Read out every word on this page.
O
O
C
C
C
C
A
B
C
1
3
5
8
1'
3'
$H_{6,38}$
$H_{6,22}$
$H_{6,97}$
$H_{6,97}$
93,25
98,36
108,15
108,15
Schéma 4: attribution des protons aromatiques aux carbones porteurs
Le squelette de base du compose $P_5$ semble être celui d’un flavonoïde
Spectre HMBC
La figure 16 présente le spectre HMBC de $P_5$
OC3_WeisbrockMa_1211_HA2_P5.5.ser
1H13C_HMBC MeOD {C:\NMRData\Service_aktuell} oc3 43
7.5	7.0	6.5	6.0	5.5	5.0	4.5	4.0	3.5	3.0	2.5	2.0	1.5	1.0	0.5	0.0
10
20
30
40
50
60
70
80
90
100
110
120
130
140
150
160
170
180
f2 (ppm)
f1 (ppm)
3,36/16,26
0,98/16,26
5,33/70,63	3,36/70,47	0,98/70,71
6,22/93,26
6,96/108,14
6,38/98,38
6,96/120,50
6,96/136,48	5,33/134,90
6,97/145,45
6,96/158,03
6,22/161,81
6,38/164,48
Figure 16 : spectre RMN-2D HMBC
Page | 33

* **GOAL**: Write out the full listing, keeping every line exactly as it is.

* **EXERCISE SOLUTION**:
Read out every word on this page.
O
O
C
C
C
C
A
B
C
1
3
5
8
1'
3'
$H_{6,38}$
$H_{6,22}$
$H_{6,97}$
$H_{6,97}$
93,25
98,36
108,15
108,15
Schéma 4: attribution des protons aromatiques aux carbones porteurs
Le squelette de base du compose $P_5$ semble être celui d’un flavonoïde
Spectre HMBC
La figure 16 présente le spectre HMBC de $P_5$
OC3_WeisbrockMa_1211_HA2_P5.5.ser
1H13C_HMBC MeOD {C:\NMRData\Service_aktuell} oc3 43
7.5	7.0	6.5	6.0	5.5	5.0	4.5	4.0	3.5	3.0	2.5	2.0	1.5	1.0	0.5	0.0
10
20
30
40
50
60
70
80
90
100
110
120
130
140
150
160
170
180
f2 (ppm)
f1 (ppm)
3,36/16,26
0,98/16,26
5,33/70,63	3,36/70,47	0,98/70,71
6,22/93,26
6,96/108,14
6,38/98,38
6,96/120,50
6,96/136,48	5,33/134,90
6,97/145,45
6,96/158,03
6,22/161,81
6,38/164,48
Figure 16 : spectre RMN-2D HMBC
Page | 33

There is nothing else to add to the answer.